§ **Requirements**:
Output the records. Match them exactly.

§ **Extracted records**:
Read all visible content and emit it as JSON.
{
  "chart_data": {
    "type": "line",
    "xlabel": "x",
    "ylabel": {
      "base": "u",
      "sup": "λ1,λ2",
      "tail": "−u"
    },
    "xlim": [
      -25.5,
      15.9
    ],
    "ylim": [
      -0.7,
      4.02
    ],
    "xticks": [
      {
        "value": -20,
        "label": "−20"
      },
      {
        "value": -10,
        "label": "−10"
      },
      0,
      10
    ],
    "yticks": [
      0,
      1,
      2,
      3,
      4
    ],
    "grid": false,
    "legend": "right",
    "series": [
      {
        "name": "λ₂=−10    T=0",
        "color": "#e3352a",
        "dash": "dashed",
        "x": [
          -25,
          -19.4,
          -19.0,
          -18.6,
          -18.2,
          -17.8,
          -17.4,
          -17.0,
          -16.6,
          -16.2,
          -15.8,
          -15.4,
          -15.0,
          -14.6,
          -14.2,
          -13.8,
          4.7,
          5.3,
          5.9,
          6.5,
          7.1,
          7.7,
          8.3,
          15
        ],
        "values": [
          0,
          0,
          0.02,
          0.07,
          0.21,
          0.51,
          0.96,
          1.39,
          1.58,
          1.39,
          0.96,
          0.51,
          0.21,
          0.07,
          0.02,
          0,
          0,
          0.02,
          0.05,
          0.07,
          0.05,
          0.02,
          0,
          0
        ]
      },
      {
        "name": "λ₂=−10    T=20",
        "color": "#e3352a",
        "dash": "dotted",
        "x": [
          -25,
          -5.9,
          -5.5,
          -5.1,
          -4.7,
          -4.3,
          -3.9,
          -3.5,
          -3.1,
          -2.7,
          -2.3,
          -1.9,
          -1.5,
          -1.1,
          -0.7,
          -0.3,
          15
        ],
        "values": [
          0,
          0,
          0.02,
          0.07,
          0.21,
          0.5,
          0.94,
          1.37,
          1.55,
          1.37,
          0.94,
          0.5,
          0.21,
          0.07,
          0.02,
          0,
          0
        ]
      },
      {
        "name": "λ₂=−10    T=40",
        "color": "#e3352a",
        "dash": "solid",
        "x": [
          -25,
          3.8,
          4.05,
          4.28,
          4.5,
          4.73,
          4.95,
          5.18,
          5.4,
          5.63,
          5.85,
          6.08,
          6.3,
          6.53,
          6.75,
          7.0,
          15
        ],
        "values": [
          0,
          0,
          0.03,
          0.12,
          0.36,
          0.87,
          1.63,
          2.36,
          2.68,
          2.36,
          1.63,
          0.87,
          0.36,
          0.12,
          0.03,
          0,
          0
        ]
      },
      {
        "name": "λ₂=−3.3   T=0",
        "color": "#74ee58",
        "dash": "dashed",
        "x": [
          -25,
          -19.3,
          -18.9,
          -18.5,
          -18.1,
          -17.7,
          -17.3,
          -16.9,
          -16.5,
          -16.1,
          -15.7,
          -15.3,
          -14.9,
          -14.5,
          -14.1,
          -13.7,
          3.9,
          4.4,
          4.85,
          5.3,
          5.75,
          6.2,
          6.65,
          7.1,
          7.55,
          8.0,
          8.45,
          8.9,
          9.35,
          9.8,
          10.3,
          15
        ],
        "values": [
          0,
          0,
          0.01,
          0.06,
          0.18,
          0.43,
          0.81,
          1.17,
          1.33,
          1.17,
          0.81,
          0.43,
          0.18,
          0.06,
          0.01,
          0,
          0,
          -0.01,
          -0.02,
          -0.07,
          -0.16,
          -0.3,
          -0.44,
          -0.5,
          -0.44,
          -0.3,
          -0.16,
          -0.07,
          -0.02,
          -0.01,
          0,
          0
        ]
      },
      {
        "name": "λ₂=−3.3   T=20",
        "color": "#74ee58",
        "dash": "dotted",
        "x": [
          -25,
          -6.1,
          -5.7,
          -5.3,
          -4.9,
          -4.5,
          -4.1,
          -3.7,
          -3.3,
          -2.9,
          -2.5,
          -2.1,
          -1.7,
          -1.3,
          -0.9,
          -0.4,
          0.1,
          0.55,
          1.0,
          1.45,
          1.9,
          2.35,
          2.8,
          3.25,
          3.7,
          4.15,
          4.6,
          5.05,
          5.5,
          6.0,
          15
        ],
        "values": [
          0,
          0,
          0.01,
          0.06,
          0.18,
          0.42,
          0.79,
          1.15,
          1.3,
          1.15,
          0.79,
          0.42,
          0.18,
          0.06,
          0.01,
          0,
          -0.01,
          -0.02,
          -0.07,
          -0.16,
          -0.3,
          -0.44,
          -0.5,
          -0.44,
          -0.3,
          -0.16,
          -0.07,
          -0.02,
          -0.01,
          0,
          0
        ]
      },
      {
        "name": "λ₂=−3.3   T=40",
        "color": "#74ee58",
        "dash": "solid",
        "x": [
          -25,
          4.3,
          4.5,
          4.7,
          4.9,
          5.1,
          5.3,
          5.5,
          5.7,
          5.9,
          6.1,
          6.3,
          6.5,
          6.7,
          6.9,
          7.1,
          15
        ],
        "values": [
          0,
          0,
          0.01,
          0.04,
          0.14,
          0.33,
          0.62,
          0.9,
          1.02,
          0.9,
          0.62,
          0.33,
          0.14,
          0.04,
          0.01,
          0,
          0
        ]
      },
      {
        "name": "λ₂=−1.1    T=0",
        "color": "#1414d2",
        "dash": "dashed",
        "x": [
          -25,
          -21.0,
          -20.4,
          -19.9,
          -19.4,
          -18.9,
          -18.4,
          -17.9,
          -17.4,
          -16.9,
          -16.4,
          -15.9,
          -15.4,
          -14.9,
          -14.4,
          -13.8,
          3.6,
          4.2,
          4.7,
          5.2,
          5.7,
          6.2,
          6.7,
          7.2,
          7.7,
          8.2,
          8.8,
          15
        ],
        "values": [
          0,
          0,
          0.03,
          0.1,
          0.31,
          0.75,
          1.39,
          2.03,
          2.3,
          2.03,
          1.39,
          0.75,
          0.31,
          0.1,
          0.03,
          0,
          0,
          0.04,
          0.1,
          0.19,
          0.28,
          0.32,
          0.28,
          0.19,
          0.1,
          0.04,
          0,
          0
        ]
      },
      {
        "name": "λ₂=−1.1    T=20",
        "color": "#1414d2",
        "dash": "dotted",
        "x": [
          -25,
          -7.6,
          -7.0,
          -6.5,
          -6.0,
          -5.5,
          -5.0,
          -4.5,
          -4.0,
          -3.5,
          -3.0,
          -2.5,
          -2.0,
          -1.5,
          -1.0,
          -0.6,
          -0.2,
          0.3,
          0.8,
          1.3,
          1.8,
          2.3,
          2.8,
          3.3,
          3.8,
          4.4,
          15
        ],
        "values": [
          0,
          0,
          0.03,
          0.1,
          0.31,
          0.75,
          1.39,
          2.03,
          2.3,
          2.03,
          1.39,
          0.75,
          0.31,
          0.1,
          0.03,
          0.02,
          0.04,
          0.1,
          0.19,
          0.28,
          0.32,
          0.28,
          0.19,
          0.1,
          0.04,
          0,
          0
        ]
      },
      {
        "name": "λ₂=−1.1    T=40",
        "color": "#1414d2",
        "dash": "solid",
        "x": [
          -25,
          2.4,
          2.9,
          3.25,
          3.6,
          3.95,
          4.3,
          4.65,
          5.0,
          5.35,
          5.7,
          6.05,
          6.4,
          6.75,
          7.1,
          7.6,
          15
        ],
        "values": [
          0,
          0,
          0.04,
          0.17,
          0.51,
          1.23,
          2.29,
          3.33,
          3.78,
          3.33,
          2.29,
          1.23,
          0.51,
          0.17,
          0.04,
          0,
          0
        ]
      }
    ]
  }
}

§ **Result of the task**:
Read all visible content and emit it as JSON.
{
  "chart_data": {
    "type": "line",
    "xlabel": "x",
    "ylabel": {
      "base": "u",
      "sup": "λ1,λ2",
      "tail": "−u"
    },
    "xlim": [
      -25.5,
      15.9
    ],
    "ylim": [
      -0.7,
      4.02
    ],
    "xticks": [
      {
        "value": -20,
        "label": "−20"
      },
      {
        "value": -10,
        "label": "−10"
      },
      0,
      10
    ],
    "yticks": [
      0,
      1,
      2,
      3,
      4
    ],
    "grid": false,
    "legend": "right",
    "series": [
      {
        "name": "λ₂=−10    T=0",
        "color": "#e3352a",
        "dash": "dashed",
        "x": [
          -25,
          -19.4,
          -19.0,
          -18.6,
          -18.2,
          -17.8,
          -17.4,
          -17.0,
          -16.6,
          -16.2,
          -15.8,
          -15.4,
          -15.0,
          -14.6,
          -14.2,
          -13.8,
          4.7,
          5.3,
          5.9,
          6.5,
          7.1,
          7.7,
          8.3,
          15
        ],
        "values": [
          0,
          0,
          0.02,
          0.07,
          0.21,
          0.51,
          0.96,
          1.39,
          1.58,
          1.39,
          0.96,
          0.51,
          0.21,
          0.07,
          0.02,
          0,
          0,
          0.02,
          0.05,
          0.07,
          0.05,
          0.02,
          0,
          0
        ]
      },
      {
        "name": "λ₂=−10    T=20",
        "color": "#e3352a",
        "dash": "dotted",
        "x": [
          -25,
          -5.9,
          -5.5,
          -5.1,
          -4.7,
          -4.3,
          -3.9,
          -3.5,
          -3.1,
          -2.7,
          -2.3,
          -1.9,
          -1.5,
          -1.1,
          -0.7,
          -0.3,
          15
        ],
        "values": [
          0,
          0,
          0.02,
          0.07,
          0.21,
          0.5,
          0.94,
          1.37,
          1.55,
          1.37,
          0.94,
          0.5,
          0.21,
          0.07,
          0.02,
          0,
          0
        ]
      },
      {
        "name": "λ₂=−10    T=40",
        "color": "#e3352a",
        "dash": "solid",
        "x": [
          -25,
          3.8,
          4.05,
          4.28,
          4.5,
          4.73,
          4.95,
          5.18,
          5.4,
          5.63,
          5.85,
          6.08,
          6.3,
          6.53,
          6.75,
          7.0,
          15
        ],
        "values": [
          0,
          0,
          0.03,
          0.12,
          0.36,
          0.87,
          1.63,
          2.36,
          2.68,
          2.36,
          1.63,
          0.87,
          0.36,
          0.12,
          0.03,
          0,
          0
        ]
      },
      {
        "name": "λ₂=−3.3   T=0",
        "color": "#74ee58",
        "dash": "dashed",
        "x": [
          -25,
          -19.3,
          -18.9,
          -18.5,
          -18.1,
          -17.7,
          -17.3,
          -16.9,
          -16.5,
          -16.1,
          -15.7,
          -15.3,
          -14.9,
          -14.5,
          -14.1,
          -13.7,
          3.9,
          4.4,
          4.85,
          5.3,
          5.75,
          6.2,
          6.65,
          7.1,
          7.55,
          8.0,
          8.45,
          8.9,
          9.35,
          9.8,
          10.3,
          15
        ],
        "values": [
          0,
          0,
          0.01,
          0.06,
          0.18,
          0.43,
          0.81,
          1.17,
          1.33,
          1.17,
          0.81,
          0.43,
          0.18,
          0.06,
          0.01,
          0,
          0,
          -0.01,
          -0.02,
          -0.07,
          -0.16,
          -0.3,
          -0.44,
          -0.5,
          -0.44,
          -0.3,
          -0.16,
          -0.07,
          -0.02,
          -0.01,
          0,
          0
        ]
      },
      {
        "name": "λ₂=−3.3   T=20",
        "color": "#74ee58",
        "dash": "dotted",
        "x": [
          -25,
          -6.1,
          -5.7,
          -5.3,
          -4.9,
          -4.5,
          -4.1,
          -3.7,
          -3.3,
          -2.9,
          -2.5,
          -2.1,
          -1.7,
          -1.3,
          -0.9,
          -0.4,
          0.1,
          0.55,
          1.0,
          1.45,
          1.9,
          2.35,
          2.8,
          3.25,
          3.7,
          4.15,
          4.6,
          5.05,
          5.5,
          6.0,
          15
        ],
        "values": [
          0,
          0,
          0.01,
          0.06,
          0.18,
          0.42,
          0.79,
          1.15,
          1.3,
          1.15,
          0.79,
          0.42,
          0.18,
          0.06,
          0.01,
          0,
          -0.01,
          -0.02,
          -0.07,
          -0.16,
          -0.3,
          -0.44,
          -0.5,
          -0.44,
          -0.3,
          -0.16,
          -0.07,
          -0.02,
          -0.01,
          0,
          0
        ]
      },
      {
        "name": "λ₂=−3.3   T=40",
        "color": "#74ee58",
        "dash": "solid",
        "x": [
          -25,
          4.3,
          4.5,
          4.7,
          4.9,
          5.1,
          5.3,
          5.5,
          5.7,
          5.9,
          6.1,
          6.3,
          6.5,
          6.7,
          6.9,
          7.1,
          15
        ],
        "values": [
          0,
          0,
          0.01,
          0.04,
          0.14,
          0.33,
          0.62,
          0.9,
          1.02,
          0.9,
          0.62,
          0.33,
          0.14,
          0.04,
          0.01,
          0,
          0
        ]
      },
      {
        "name": "λ₂=−1.1    T=0",
        "color": "#1414d2",
        "dash": "dashed",
        "x": [
          -25,
          -21.0,
          -20.4,
          -19.9,
          -19.4,
          -18.9,
          -18.4,
          -17.9,
          -17.4,
          -16.9,
          -16.4,
          -15.9,
          -15.4,
          -14.9,
          -14.4,
          -13.8,
          3.6,
          4.2,
          4.7,
          5.2,
          5.7,
          6.2,
          6.7,
          7.2,
          7.7,
          8.2,
          8.8,
          15
        ],
        "values": [
          0,
          0,
          0.03,
          0.1,
          0.31,
          0.75,
          1.39,
          2.03,
          2.3,
          2.03,
          1.39,
          0.75,
          0.31,
          0.1,
          0.03,
          0,
          0,
          0.04,
          0.1,
          0.19,
          0.28,
          0.32,
          0.28,
          0.19,
          0.1,
          0.04,
          0,
          0
        ]
      },
      {
        "name": "λ₂=−1.1    T=20",
        "color": "#1414d2",
        "dash": "dotted",
        "x": [
          -25,
          -7.6,
          -7.0,
          -6.5,
          -6.0,
          -5.5,
          -5.0,
          -4.5,
          -4.0,
          -3.5,
          -3.0,
          -2.5,
          -2.0,
          -1.5,
          -1.0,
          -0.6,
          -0.2,
          0.3,
          0.8,
          1.3,
          1.8,
          2.3,
          2.8,
          3.3,
          3.8,
          4.4,
          15
        ],
        "values": [
          0,
          0,
          0.03,
          0.1,
          0.31,
          0.75,
          1.39,
          2.03,
          2.3,
          2.03,
          1.39,
          0.75,
          0.31,
          0.1,
          0.03,
          0.02,
          0.04,
          0.1,
          0.19,
          0.28,
          0.32,
          0.28,
          0.19,
          0.1,
          0.04,
          0,
          0
        ]
      },
      {
        "name": "λ₂=−1.1    T=40",
        "color": "#1414d2",
        "dash": "solid",
        "x": [
          -25,
          2.4,
          2.9,
          3.25,
          3.6,
          3.95,
          4.3,
          4.65,
          5.0,
          5.35,
          5.7,
          6.05,
          6.4,
          6.75,
          7.1,
          7.6,
          15
        ],
        "values": [
          0,
          0,
          0.04,
          0.17,
          0.51,
          1.23,
          2.29,
          3.33,
          3.78,
          3.33,
          2.29,
          1.23,
          0.51,
          0.17,
          0.04,
          0,
          0
        ]
      }
    ]
  }
}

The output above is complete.